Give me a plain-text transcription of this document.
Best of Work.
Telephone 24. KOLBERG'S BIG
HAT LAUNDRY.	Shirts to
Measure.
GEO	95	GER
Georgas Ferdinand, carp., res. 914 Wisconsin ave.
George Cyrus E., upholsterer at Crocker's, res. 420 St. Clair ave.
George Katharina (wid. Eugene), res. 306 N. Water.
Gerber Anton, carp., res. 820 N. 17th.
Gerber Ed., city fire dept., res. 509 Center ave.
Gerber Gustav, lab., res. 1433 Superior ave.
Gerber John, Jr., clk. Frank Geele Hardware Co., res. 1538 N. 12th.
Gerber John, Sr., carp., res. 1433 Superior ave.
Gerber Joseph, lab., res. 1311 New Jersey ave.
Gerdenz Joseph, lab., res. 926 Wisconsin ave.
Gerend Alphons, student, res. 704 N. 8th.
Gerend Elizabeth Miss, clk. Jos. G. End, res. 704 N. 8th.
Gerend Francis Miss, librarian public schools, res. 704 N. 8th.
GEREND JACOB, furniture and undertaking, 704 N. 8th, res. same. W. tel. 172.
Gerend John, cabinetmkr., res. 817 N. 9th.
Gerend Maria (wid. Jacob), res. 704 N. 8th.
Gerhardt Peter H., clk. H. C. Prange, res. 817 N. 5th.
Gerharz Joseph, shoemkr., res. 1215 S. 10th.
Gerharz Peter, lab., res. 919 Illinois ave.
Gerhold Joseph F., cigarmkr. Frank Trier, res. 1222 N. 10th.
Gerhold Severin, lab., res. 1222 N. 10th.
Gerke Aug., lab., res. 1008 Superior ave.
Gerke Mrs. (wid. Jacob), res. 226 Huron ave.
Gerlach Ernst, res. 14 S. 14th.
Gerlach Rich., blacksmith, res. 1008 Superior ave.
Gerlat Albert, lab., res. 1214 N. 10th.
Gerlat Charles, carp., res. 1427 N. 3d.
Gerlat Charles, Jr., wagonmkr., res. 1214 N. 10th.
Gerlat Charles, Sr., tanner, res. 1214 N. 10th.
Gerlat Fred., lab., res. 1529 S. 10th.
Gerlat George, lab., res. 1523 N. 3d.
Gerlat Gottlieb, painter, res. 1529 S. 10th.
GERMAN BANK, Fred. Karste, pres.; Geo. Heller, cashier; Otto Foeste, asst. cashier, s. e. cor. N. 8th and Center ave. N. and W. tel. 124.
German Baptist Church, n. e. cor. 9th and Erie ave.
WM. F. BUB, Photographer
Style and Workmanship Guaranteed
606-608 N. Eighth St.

+++++

■ Given task ■
Make an exact copy of the material above.

■ Complete answer ■
Give me a plain-text transcription of this document.
Best of Work.
Telephone 24. KOLBERG'S BIG
HAT LAUNDRY.	Shirts to
Measure.
GEO	95	GER
Georgas Ferdinand, carp., res. 914 Wisconsin ave.
George Cyrus E., upholsterer at Crocker's, res. 420 St. Clair ave.
George Katharina (wid. Eugene), res. 306 N. Water.
Gerber Anton, carp., res. 820 N. 17th.
Gerber Ed., city fire dept., res. 509 Center ave.
Gerber Gustav, lab., res. 1433 Superior ave.
Gerber John, Jr., clk. Frank Geele Hardware Co., res. 1538 N. 12th.
Gerber John, Sr., carp., res. 1433 Superior ave.
Gerber Joseph, lab., res. 1311 New Jersey ave.
Gerdenz Joseph, lab., res. 926 Wisconsin ave.
Gerend Alphons, student, res. 704 N. 8th.
Gerend Elizabeth Miss, clk. Jos. G. End, res. 704 N. 8th.
Gerend Francis Miss, librarian public schools, res. 704 N. 8th.
GEREND JACOB, furniture and undertaking, 704 N. 8th, res. same. W. tel. 172.
Gerend John, cabinetmkr., res. 817 N. 9th.
Gerend Maria (wid. Jacob), res. 704 N. 8th.
Gerhardt Peter H., clk. H. C. Prange, res. 817 N. 5th.
Gerharz Joseph, shoemkr., res. 1215 S. 10th.
Gerharz Peter, lab., res. 919 Illinois ave.
Gerhold Joseph F., cigarmkr. Frank Trier, res. 1222 N. 10th.
Gerhold Severin, lab., res. 1222 N. 10th.
Gerke Aug., lab., res. 1008 Superior ave.
Gerke Mrs. (wid. Jacob), res. 226 Huron ave.
Gerlach Ernst, res. 14 S. 14th.
Gerlach Rich., blacksmith, res. 1008 Superior ave.
Gerlat Albert, lab., res. 1214 N. 10th.
Gerlat Charles, carp., res. 1427 N. 3d.
Gerlat Charles, Jr., wagonmkr., res. 1214 N. 10th.
Gerlat Charles, Sr., tanner, res. 1214 N. 10th.
Gerlat Fred., lab., res. 1529 S. 10th.
Gerlat George, lab., res. 1523 N. 3d.
Gerlat Gottlieb, painter, res. 1529 S. 10th.
GERMAN BANK, Fred. Karste, pres.; Geo. Heller, cashier; Otto Foeste, asst. cashier, s. e. cor. N. 8th and Center ave. N. and W. tel. 124.
German Baptist Church, n. e. cor. 9th and Erie ave.
WM. F. BUB, Photographer
Style and Workmanship Guaranteed
606-608 N. Eighth St.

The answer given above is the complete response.